WRITTEN INSTRUCTION: Set down the data below without change, skipping the pictures it holds.

Data items:
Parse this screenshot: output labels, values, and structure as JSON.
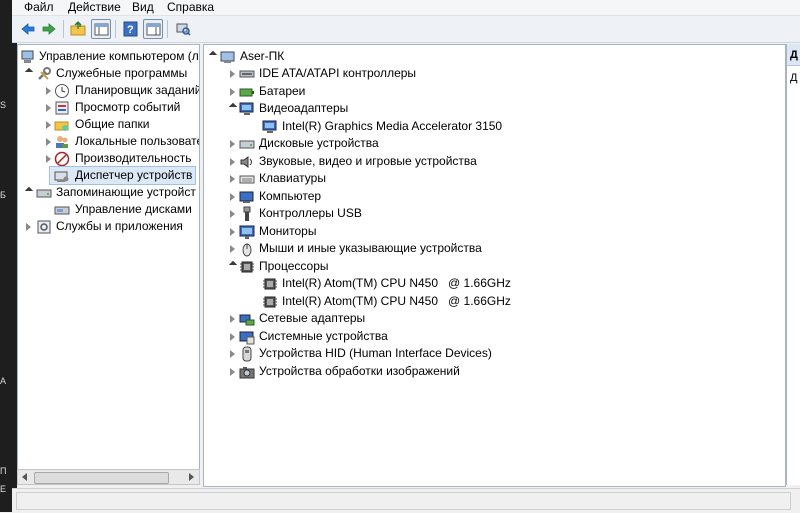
{
  "menu": [
    "Файл",
    "Действие",
    "Вид",
    "Справка"
  ],
  "toolbar": [
    "back-arrow-icon",
    "forward-arrow-icon",
    "up-folder-icon",
    "show-hide-tree-icon",
    "help-icon",
    "action-pane-icon",
    "scan-hardware-icon"
  ],
  "left_tree": {
    "root": "Управление компьютером (л",
    "services": "Служебные программы",
    "scheduler": "Планировщик заданий",
    "events": "Просмотр событий",
    "shared": "Общие папки",
    "localusers": "Локальные пользовате",
    "perf": "Производительность",
    "devmgr": "Диспетчер устройств",
    "storage": "Запоминающие устройст",
    "disks": "Управление дисками",
    "apps": "Службы и приложения"
  },
  "device_tree": {
    "computer": "Aser-ПК",
    "items": [
      {
        "label": "IDE ATA/ATAPI контроллеры",
        "icon": "ide-controller-icon",
        "expanded": false
      },
      {
        "label": "Батареи",
        "icon": "battery-icon",
        "expanded": false
      },
      {
        "label": "Видеоадаптеры",
        "icon": "display-adapter-icon",
        "expanded": true
      },
      {
        "label": "Intel(R) Graphics Media Accelerator 3150",
        "icon": "display-adapter-icon",
        "child": true
      },
      {
        "label": "Дисковые устройства",
        "icon": "disk-drive-icon",
        "expanded": false
      },
      {
        "label": "Звуковые, видео и игровые устройства",
        "icon": "speaker-icon",
        "expanded": false
      },
      {
        "label": "Клавиатуры",
        "icon": "keyboard-icon",
        "expanded": false
      },
      {
        "label": "Компьютер",
        "icon": "computer-icon",
        "expanded": false
      },
      {
        "label": "Контроллеры USB",
        "icon": "usb-icon",
        "expanded": false
      },
      {
        "label": "Мониторы",
        "icon": "monitor-icon",
        "expanded": false
      },
      {
        "label": "Мыши и иные указывающие устройства",
        "icon": "mouse-icon",
        "expanded": false
      },
      {
        "label": "Процессоры",
        "icon": "processor-icon",
        "expanded": true
      },
      {
        "label": "Intel(R) Atom(TM) CPU N450   @ 1.66GHz",
        "icon": "processor-icon",
        "child": true
      },
      {
        "label": "Intel(R) Atom(TM) CPU N450   @ 1.66GHz",
        "icon": "processor-icon",
        "child": true
      },
      {
        "label": "Сетевые адаптеры",
        "icon": "network-adapter-icon",
        "expanded": false
      },
      {
        "label": "Системные устройства",
        "icon": "system-device-icon",
        "expanded": false
      },
      {
        "label": "Устройства HID (Human Interface Devices)",
        "icon": "hid-icon",
        "expanded": false
      },
      {
        "label": "Устройства обработки изображений",
        "icon": "imaging-device-icon",
        "expanded": false
      }
    ]
  },
  "actions_pane": {
    "header": "Д",
    "row": "Д"
  },
  "edge_glyphs": [
    "S",
    "Б",
    "А",
    "П",
    "E"
  ]
}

TASK RESULT:
Parse this screenshot: output labels, values, and structure as JSON.
{
  "menu": [
    "Файл",
    "Действие",
    "Вид",
    "Справка"
  ],
  "toolbar": [
    "back-arrow-icon",
    "forward-arrow-icon",
    "up-folder-icon",
    "show-hide-tree-icon",
    "help-icon",
    "action-pane-icon",
    "scan-hardware-icon"
  ],
  "left_tree": {
    "root": "Управление компьютером (л",
    "services": "Служебные программы",
    "scheduler": "Планировщик заданий",
    "events": "Просмотр событий",
    "shared": "Общие папки",
    "localusers": "Локальные пользовате",
    "perf": "Производительность",
    "devmgr": "Диспетчер устройств",
    "storage": "Запоминающие устройст",
    "disks": "Управление дисками",
    "apps": "Службы и приложения"
  },
  "device_tree": {
    "computer": "Aser-ПК",
    "items": [
      {
        "label": "IDE ATA/ATAPI контроллеры",
        "icon": "ide-controller-icon",
        "expanded": false
      },
      {
        "label": "Батареи",
        "icon": "battery-icon",
        "expanded": false
      },
      {
        "label": "Видеоадаптеры",
        "icon": "display-adapter-icon",
        "expanded": true
      },
      {
        "label": "Intel(R) Graphics Media Accelerator 3150",
        "icon": "display-adapter-icon",
        "child": true
      },
      {
        "label": "Дисковые устройства",
        "icon": "disk-drive-icon",
        "expanded": false
      },
      {
        "label": "Звуковые, видео и игровые устройства",
        "icon": "speaker-icon",
        "expanded": false
      },
      {
        "label": "Клавиатуры",
        "icon": "keyboard-icon",
        "expanded": false
      },
      {
        "label": "Компьютер",
        "icon": "computer-icon",
        "expanded": false
      },
      {
        "label": "Контроллеры USB",
        "icon": "usb-icon",
        "expanded": false
      },
      {
        "label": "Мониторы",
        "icon": "monitor-icon",
        "expanded": false
      },
      {
        "label": "Мыши и иные указывающие устройства",
        "icon": "mouse-icon",
        "expanded": false
      },
      {
        "label": "Процессоры",
        "icon": "processor-icon",
        "expanded": true
      },
      {
        "label": "Intel(R) Atom(TM) CPU N450   @ 1.66GHz",
        "icon": "processor-icon",
        "child": true
      },
      {
        "label": "Intel(R) Atom(TM) CPU N450   @ 1.66GHz",
        "icon": "processor-icon",
        "child": true
      },
      {
        "label": "Сетевые адаптеры",
        "icon": "network-adapter-icon",
        "expanded": false
      },
      {
        "label": "Системные устройства",
        "icon": "system-device-icon",
        "expanded": false
      },
      {
        "label": "Устройства HID (Human Interface Devices)",
        "icon": "hid-icon",
        "expanded": false
      },
      {
        "label": "Устройства обработки изображений",
        "icon": "imaging-device-icon",
        "expanded": false
      }
    ]
  },
  "actions_pane": {
    "header": "Д",
    "row": "Д"
  },
  "edge_glyphs": [
    "S",
    "Б",
    "А",
    "П",
    "E"
  ]
}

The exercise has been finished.